Search the entries below. Return every line that has "exprimée" in it.
╭─ Records shown
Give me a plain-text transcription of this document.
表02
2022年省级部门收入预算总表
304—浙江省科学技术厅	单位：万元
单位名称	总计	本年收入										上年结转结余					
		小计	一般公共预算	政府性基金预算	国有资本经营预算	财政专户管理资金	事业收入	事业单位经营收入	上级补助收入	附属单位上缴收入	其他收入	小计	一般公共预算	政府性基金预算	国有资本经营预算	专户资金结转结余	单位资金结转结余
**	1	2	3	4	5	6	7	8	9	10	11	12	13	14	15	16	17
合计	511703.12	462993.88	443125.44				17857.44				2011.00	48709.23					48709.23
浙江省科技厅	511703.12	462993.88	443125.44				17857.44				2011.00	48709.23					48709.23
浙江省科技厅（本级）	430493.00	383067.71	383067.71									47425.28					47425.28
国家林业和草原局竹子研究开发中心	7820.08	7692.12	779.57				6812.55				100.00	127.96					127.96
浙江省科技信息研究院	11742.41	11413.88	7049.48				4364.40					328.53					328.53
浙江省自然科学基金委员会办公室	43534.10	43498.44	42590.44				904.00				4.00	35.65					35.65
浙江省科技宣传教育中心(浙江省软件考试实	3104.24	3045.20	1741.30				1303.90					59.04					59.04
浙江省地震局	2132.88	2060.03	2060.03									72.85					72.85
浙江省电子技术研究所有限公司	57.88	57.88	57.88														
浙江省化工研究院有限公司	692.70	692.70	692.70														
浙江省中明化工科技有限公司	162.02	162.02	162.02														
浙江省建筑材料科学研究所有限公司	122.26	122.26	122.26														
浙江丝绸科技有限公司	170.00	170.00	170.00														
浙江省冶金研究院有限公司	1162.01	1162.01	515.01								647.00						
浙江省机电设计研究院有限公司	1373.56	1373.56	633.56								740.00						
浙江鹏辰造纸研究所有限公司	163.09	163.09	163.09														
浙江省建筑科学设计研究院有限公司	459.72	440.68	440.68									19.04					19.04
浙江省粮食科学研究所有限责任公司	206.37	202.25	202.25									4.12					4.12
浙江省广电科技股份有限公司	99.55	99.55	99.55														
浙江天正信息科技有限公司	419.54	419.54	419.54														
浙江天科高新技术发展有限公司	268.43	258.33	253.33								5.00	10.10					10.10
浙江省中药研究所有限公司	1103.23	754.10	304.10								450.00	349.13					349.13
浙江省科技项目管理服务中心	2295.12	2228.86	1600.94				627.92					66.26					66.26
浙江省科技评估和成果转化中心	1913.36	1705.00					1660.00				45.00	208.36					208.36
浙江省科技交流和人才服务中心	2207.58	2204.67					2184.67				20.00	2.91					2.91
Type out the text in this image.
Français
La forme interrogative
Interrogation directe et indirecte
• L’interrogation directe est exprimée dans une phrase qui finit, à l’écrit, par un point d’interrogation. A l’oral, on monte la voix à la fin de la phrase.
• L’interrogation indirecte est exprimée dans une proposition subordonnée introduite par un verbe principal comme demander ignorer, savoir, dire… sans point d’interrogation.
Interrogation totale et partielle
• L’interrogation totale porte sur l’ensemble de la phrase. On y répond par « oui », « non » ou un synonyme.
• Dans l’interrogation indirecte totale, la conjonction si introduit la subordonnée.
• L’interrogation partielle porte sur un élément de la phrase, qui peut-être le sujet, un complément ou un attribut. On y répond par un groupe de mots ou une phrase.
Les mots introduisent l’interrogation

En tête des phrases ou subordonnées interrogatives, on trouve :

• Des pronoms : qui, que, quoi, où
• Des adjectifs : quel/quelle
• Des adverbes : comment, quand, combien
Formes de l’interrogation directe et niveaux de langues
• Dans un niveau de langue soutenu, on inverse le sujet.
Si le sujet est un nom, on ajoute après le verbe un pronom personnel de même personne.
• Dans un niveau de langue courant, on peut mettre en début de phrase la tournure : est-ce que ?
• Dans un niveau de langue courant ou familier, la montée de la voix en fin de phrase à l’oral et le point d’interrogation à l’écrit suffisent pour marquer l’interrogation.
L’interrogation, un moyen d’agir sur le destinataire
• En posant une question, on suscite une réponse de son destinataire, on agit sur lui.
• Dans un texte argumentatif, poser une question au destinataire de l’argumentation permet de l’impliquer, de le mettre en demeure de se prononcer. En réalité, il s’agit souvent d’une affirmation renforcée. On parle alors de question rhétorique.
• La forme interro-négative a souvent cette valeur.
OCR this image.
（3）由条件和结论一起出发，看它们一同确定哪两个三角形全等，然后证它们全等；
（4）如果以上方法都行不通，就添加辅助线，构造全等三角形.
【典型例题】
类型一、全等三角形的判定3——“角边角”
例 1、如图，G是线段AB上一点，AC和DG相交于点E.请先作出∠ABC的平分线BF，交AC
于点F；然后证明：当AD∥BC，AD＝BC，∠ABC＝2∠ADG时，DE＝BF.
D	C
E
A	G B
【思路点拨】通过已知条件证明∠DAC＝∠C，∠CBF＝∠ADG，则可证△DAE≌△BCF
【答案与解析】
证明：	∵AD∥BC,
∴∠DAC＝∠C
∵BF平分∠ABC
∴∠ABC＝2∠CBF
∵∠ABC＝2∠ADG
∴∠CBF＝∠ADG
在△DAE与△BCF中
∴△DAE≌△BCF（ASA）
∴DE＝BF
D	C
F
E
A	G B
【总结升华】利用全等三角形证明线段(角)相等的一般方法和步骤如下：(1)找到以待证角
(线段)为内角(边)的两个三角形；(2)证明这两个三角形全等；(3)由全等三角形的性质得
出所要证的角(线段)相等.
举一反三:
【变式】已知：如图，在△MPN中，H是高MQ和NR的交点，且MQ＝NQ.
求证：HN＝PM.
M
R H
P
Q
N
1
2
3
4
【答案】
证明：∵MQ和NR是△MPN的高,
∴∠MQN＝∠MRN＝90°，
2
╰─
◆ **Expected answer**:
• L’interrogation directe est exprimée dans une phrase qui finit, à l’écrit, par un point d’interrogation. A l’oral, on monte la voix à la fin de la phrase.
• L’interrogation indirecte est exprimée dans une proposition subordonnée introduite par un verbe principal comme demander ignorer, savoir, dire… sans point d’interrogation.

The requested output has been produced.